## [Set problem]
Render every entry verbatim.
── Task inputs
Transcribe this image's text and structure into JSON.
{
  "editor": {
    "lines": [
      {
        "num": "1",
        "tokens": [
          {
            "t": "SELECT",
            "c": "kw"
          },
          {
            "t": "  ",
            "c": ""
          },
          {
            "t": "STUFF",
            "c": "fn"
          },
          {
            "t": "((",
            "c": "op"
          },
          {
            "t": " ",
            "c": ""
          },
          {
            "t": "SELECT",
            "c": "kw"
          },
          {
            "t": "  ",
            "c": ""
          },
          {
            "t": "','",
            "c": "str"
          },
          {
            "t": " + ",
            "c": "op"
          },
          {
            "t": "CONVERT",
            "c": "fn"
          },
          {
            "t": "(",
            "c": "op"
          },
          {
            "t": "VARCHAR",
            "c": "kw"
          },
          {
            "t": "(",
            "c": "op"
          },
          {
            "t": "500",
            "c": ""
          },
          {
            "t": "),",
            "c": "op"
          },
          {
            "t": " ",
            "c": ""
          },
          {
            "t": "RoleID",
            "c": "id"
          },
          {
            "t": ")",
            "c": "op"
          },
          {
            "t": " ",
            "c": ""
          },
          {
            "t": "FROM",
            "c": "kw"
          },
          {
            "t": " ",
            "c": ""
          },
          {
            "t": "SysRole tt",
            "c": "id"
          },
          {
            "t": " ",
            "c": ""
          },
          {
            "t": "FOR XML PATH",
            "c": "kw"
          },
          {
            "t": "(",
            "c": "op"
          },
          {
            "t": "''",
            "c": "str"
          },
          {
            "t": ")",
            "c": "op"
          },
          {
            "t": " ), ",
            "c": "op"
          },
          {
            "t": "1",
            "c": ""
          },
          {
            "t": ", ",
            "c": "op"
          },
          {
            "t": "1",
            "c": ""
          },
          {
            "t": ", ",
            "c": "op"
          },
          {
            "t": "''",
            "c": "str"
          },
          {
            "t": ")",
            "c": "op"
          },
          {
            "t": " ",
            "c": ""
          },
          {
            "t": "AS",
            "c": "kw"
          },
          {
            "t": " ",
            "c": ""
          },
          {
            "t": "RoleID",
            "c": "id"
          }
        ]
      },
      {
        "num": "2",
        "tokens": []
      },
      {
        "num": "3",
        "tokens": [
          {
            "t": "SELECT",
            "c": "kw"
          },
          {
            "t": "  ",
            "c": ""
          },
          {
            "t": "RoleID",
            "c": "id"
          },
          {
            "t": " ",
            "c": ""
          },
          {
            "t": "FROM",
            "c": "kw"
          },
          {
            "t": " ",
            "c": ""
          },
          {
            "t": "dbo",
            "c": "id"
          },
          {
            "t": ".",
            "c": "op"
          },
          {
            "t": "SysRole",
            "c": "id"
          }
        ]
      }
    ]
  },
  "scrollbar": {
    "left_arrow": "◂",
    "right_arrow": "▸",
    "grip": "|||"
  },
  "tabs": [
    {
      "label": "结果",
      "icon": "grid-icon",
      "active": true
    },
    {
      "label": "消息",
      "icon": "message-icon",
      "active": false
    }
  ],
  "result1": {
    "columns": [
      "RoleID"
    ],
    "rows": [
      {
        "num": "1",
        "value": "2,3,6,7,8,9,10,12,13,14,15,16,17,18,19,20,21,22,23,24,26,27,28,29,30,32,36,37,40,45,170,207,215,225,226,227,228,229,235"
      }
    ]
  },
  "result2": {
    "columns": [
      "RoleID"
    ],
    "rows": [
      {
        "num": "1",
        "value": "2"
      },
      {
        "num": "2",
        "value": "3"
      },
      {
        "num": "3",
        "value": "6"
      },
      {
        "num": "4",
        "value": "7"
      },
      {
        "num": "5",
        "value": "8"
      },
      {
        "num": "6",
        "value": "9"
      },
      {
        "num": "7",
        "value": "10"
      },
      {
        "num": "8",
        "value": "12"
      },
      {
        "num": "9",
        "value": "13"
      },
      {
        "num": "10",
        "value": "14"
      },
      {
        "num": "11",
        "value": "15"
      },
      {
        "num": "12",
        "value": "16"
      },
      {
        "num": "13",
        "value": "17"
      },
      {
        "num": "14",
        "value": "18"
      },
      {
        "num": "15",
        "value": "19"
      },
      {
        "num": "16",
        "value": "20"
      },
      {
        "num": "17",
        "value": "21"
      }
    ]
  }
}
────
## [Written response]
Transcribe this image's text and structure into JSON.
{
  "editor": {
    "lines": [
      {
        "num": "1",
        "tokens": [
          {
            "t": "SELECT",
            "c": "kw"
          },
          {
            "t": "  ",
            "c": ""
          },
          {
            "t": "STUFF",
            "c": "fn"
          },
          {
            "t": "((",
            "c": "op"
          },
          {
            "t": " ",
            "c": ""
          },
          {
            "t": "SELECT",
            "c": "kw"
          },
          {
            "t": "  ",
            "c": ""
          },
          {
            "t": "','",
            "c": "str"
          },
          {
            "t": " + ",
            "c": "op"
          },
          {
            "t": "CONVERT",
            "c": "fn"
          },
          {
            "t": "(",
            "c": "op"
          },
          {
            "t": "VARCHAR",
            "c": "kw"
          },
          {
            "t": "(",
            "c": "op"
          },
          {
            "t": "500",
            "c": ""
          },
          {
            "t": "),",
            "c": "op"
          },
          {
            "t": " ",
            "c": ""
          },
          {
            "t": "RoleID",
            "c": "id"
          },
          {
            "t": ")",
            "c": "op"
          },
          {
            "t": " ",
            "c": ""
          },
          {
            "t": "FROM",
            "c": "kw"
          },
          {
            "t": " ",
            "c": ""
          },
          {
            "t": "SysRole tt",
            "c": "id"
          },
          {
            "t": " ",
            "c": ""
          },
          {
            "t": "FOR XML PATH",
            "c": "kw"
          },
          {
            "t": "(",
            "c": "op"
          },
          {
            "t": "''",
            "c": "str"
          },
          {
            "t": ")",
            "c": "op"
          },
          {
            "t": " ), ",
            "c": "op"
          },
          {
            "t": "1",
            "c": ""
          },
          {
            "t": ", ",
            "c": "op"
          },
          {
            "t": "1",
            "c": ""
          },
          {
            "t": ", ",
            "c": "op"
          },
          {
            "t": "''",
            "c": "str"
          },
          {
            "t": ")",
            "c": "op"
          },
          {
            "t": " ",
            "c": ""
          },
          {
            "t": "AS",
            "c": "kw"
          },
          {
            "t": " ",
            "c": ""
          },
          {
            "t": "RoleID",
            "c": "id"
          }
        ]
      },
      {
        "num": "2",
        "tokens": []
      },
      {
        "num": "3",
        "tokens": [
          {
            "t": "SELECT",
            "c": "kw"
          },
          {
            "t": "  ",
            "c": ""
          },
          {
            "t": "RoleID",
            "c": "id"
          },
          {
            "t": " ",
            "c": ""
          },
          {
            "t": "FROM",
            "c": "kw"
          },
          {
            "t": " ",
            "c": ""
          },
          {
            "t": "dbo",
            "c": "id"
          },
          {
            "t": ".",
            "c": "op"
          },
          {
            "t": "SysRole",
            "c": "id"
          }
        ]
      }
    ]
  },
  "scrollbar": {
    "left_arrow": "◂",
    "right_arrow": "▸",
    "grip": "|||"
  },
  "tabs": [
    {
      "label": "结果",
      "icon": "grid-icon",
      "active": true
    },
    {
      "label": "消息",
      "icon": "message-icon",
      "active": false
    }
  ],
  "result1": {
    "columns": [
      "RoleID"
    ],
    "rows": [
      {
        "num": "1",
        "value": "2,3,6,7,8,9,10,12,13,14,15,16,17,18,19,20,21,22,23,24,26,27,28,29,30,32,36,37,40,45,170,207,215,225,226,227,228,229,235"
      }
    ]
  },
  "result2": {
    "columns": [
      "RoleID"
    ],
    "rows": [
      {
        "num": "1",
        "value": "2"
      },
      {
        "num": "2",
        "value": "3"
      },
      {
        "num": "3",
        "value": "6"
      },
      {
        "num": "4",
        "value": "7"
      },
      {
        "num": "5",
        "value": "8"
      },
      {
        "num": "6",
        "value": "9"
      },
      {
        "num": "7",
        "value": "10"
      },
      {
        "num": "8",
        "value": "12"
      },
      {
        "num": "9",
        "value": "13"
      },
      {
        "num": "10",
        "value": "14"
      },
      {
        "num": "11",
        "value": "15"
      },
      {
        "num": "12",
        "value": "16"
      },
      {
        "num": "13",
        "value": "17"
      },
      {
        "num": "14",
        "value": "18"
      },
      {
        "num": "15",
        "value": "19"
      },
      {
        "num": "16",
        "value": "20"
      },
      {
        "num": "17",
        "value": "21"
      }
    ]
  }
}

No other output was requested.